**Short problem**
Copy every line from the material below that holds "developers".

[Records from a dataset]
============
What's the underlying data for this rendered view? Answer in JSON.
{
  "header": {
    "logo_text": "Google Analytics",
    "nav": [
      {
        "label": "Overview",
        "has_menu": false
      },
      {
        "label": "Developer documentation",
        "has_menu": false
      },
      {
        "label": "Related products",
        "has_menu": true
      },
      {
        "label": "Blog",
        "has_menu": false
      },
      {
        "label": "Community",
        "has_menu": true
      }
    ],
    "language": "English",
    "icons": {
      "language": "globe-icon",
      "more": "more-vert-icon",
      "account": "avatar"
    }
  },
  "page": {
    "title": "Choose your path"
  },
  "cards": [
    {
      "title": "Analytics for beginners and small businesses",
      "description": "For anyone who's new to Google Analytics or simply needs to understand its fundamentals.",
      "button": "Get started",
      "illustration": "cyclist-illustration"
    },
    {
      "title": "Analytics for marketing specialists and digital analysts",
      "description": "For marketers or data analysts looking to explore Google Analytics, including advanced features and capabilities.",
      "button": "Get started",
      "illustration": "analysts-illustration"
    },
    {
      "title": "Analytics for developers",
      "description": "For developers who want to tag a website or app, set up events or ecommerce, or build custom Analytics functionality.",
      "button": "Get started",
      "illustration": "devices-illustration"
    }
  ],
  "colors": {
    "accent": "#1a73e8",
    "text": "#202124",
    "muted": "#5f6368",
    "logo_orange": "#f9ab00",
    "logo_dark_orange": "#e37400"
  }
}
============
**Completed task**
      "title": "Analytics for developers",
      "description": "For developers who want to tag a website or app, set up events or ecommerce, or build custom Analytics functionality.",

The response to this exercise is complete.